Goal: Copy every line that holds "color".
-- Dataset records start --
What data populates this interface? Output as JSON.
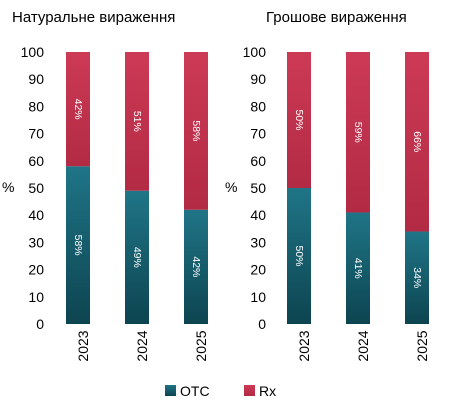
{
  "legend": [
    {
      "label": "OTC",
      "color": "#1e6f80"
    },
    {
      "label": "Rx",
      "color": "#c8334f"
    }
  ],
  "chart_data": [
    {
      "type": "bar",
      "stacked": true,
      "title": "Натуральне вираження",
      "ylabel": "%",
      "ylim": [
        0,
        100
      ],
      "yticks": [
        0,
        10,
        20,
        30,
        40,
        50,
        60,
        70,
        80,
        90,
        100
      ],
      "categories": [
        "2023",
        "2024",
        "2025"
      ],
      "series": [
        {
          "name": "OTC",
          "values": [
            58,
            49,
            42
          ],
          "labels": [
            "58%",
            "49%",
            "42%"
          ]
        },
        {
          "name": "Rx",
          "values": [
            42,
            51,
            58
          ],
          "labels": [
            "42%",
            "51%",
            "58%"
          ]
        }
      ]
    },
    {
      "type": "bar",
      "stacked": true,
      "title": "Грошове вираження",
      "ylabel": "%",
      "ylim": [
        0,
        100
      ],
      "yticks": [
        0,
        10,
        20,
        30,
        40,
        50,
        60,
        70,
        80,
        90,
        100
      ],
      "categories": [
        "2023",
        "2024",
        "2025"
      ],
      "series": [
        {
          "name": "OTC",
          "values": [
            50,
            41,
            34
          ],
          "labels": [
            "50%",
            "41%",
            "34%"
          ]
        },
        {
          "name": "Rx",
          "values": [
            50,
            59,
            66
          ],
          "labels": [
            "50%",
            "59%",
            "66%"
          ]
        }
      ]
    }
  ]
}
-- Dataset records end --
-- Dataset records start --
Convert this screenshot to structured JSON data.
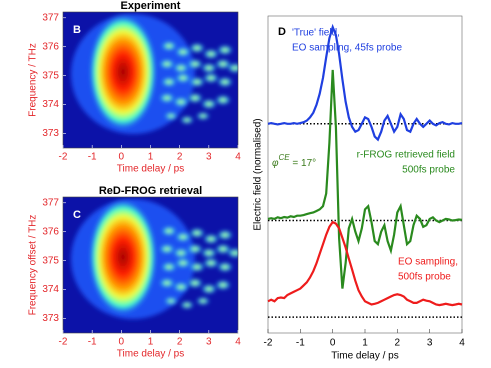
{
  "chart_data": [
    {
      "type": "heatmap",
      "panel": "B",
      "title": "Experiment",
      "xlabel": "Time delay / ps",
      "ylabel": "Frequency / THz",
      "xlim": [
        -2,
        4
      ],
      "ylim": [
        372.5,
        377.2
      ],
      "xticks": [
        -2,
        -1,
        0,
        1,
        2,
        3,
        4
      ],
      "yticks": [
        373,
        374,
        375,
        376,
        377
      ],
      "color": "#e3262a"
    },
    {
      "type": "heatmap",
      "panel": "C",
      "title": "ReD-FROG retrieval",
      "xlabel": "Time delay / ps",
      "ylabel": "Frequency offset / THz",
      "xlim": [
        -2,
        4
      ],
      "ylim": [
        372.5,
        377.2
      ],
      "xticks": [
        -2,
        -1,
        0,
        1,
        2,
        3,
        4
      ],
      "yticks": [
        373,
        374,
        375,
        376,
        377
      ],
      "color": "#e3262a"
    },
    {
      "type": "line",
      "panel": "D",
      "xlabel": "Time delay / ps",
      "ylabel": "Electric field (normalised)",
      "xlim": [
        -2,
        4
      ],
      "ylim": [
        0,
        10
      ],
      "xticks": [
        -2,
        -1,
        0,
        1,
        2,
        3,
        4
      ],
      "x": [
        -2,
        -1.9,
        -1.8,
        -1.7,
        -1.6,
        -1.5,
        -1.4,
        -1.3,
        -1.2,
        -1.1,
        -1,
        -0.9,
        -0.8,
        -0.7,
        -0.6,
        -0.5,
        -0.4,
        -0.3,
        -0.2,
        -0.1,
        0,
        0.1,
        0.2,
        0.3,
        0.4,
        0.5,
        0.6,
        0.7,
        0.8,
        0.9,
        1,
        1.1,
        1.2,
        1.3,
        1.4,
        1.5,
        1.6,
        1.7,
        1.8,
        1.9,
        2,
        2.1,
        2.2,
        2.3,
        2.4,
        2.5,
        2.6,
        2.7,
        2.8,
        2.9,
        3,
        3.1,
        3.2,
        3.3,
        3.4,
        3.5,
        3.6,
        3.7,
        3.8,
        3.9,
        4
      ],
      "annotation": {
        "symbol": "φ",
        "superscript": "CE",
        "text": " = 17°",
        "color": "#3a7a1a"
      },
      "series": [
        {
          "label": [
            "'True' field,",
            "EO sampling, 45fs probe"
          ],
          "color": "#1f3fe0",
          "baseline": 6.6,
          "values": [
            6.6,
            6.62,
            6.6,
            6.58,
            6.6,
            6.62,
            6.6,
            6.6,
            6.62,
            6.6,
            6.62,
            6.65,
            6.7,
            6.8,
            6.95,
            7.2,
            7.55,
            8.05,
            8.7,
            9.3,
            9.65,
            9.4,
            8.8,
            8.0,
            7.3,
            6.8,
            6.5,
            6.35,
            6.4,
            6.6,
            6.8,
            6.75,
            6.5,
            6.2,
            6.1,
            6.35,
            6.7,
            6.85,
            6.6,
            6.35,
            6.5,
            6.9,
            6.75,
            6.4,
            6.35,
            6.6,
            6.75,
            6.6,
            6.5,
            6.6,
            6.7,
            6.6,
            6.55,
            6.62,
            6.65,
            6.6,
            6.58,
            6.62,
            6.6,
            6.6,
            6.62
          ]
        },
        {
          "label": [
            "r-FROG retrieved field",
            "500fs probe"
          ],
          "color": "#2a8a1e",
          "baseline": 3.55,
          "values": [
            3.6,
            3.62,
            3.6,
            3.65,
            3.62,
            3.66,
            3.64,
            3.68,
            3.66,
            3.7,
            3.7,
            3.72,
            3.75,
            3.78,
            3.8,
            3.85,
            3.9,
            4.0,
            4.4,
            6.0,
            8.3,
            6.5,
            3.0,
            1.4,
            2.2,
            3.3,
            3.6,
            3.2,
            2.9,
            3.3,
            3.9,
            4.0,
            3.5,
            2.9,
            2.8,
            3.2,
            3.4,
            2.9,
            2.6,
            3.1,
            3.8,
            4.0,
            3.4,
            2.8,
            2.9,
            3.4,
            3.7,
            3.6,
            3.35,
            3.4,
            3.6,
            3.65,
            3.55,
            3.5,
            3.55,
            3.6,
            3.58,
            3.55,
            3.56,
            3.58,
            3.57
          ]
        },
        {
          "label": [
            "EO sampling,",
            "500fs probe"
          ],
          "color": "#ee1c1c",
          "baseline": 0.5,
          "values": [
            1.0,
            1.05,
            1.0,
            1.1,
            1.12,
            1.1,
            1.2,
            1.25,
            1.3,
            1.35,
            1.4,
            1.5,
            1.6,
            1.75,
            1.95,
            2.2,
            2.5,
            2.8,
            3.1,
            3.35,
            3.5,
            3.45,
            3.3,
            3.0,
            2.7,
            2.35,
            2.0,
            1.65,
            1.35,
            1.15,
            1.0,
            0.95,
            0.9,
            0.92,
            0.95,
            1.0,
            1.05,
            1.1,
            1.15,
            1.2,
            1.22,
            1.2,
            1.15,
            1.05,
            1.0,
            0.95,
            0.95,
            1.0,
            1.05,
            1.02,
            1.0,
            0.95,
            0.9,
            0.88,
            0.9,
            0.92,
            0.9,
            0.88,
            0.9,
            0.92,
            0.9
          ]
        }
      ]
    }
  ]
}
-- Dataset records end --
Correct answer:
      "color": "#1e6f80"
      "color": "#c8334f"
      "color": "#e3262a"
      "color": "#e3262a"
        "color": "#3a7a1a"
          "color": "#1f3fe0",
          "color": "#2a8a1e",
          "color": "#ee1c1c",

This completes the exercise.